### Task description
Extract the full listing below without altering a single character.
══ Material provided
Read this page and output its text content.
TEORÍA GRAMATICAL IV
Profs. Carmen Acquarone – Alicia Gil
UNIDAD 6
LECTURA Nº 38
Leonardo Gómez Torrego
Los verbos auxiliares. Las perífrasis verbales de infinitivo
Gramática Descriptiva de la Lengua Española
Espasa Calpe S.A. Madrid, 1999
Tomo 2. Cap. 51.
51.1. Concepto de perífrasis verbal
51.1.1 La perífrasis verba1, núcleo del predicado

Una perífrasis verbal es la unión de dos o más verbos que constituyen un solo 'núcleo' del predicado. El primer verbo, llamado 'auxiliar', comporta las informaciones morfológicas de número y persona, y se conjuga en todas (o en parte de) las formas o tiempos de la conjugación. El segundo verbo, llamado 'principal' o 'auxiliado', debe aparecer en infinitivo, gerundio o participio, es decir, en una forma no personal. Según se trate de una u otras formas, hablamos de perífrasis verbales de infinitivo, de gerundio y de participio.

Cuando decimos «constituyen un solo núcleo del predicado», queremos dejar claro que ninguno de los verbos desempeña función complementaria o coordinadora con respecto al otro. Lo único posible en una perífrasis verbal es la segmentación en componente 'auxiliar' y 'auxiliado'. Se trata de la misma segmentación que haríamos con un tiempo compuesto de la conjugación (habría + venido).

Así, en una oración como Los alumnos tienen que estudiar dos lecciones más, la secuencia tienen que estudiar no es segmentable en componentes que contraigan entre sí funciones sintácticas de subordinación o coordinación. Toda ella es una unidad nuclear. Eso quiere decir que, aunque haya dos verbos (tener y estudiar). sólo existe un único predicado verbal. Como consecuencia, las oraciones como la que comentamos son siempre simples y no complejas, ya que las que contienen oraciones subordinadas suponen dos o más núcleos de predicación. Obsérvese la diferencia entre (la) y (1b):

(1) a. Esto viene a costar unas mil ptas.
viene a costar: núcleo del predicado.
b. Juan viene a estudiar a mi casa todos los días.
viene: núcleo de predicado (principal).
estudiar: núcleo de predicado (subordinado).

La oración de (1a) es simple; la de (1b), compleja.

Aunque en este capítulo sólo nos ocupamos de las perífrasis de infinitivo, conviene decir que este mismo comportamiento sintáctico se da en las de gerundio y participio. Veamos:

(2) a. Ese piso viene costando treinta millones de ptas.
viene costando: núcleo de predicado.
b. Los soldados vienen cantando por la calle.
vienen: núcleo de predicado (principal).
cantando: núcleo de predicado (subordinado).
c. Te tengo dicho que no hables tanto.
════
### Right answer
Read this page and output its text content.
TEORÍA GRAMATICAL IV
Profs. Carmen Acquarone – Alicia Gil
UNIDAD 6
LECTURA Nº 38
Leonardo Gómez Torrego
Los verbos auxiliares. Las perífrasis verbales de infinitivo
Gramática Descriptiva de la Lengua Española
Espasa Calpe S.A. Madrid, 1999
Tomo 2. Cap. 51.
51.1. Concepto de perífrasis verbal
51.1.1 La perífrasis verba1, núcleo del predicado

Una perífrasis verbal es la unión de dos o más verbos que constituyen un solo 'núcleo' del predicado. El primer verbo, llamado 'auxiliar', comporta las informaciones morfológicas de número y persona, y se conjuga en todas (o en parte de) las formas o tiempos de la conjugación. El segundo verbo, llamado 'principal' o 'auxiliado', debe aparecer en infinitivo, gerundio o participio, es decir, en una forma no personal. Según se trate de una u otras formas, hablamos de perífrasis verbales de infinitivo, de gerundio y de participio.

Cuando decimos «constituyen un solo núcleo del predicado», queremos dejar claro que ninguno de los verbos desempeña función complementaria o coordinadora con respecto al otro. Lo único posible en una perífrasis verbal es la segmentación en componente 'auxiliar' y 'auxiliado'. Se trata de la misma segmentación que haríamos con un tiempo compuesto de la conjugación (habría + venido).

Así, en una oración como Los alumnos tienen que estudiar dos lecciones más, la secuencia tienen que estudiar no es segmentable en componentes que contraigan entre sí funciones sintácticas de subordinación o coordinación. Toda ella es una unidad nuclear. Eso quiere decir que, aunque haya dos verbos (tener y estudiar). sólo existe un único predicado verbal. Como consecuencia, las oraciones como la que comentamos son siempre simples y no complejas, ya que las que contienen oraciones subordinadas suponen dos o más núcleos de predicación. Obsérvese la diferencia entre (la) y (1b):

(1) a. Esto viene a costar unas mil ptas.
viene a costar: núcleo del predicado.
b. Juan viene a estudiar a mi casa todos los días.
viene: núcleo de predicado (principal).
estudiar: núcleo de predicado (subordinado).

La oración de (1a) es simple; la de (1b), compleja.

Aunque en este capítulo sólo nos ocupamos de las perífrasis de infinitivo, conviene decir que este mismo comportamiento sintáctico se da en las de gerundio y participio. Veamos:

(2) a. Ese piso viene costando treinta millones de ptas.
viene costando: núcleo de predicado.
b. Los soldados vienen cantando por la calle.
vienen: núcleo de predicado (principal).
cantando: núcleo de predicado (subordinado).
c. Te tengo dicho que no hables tanto.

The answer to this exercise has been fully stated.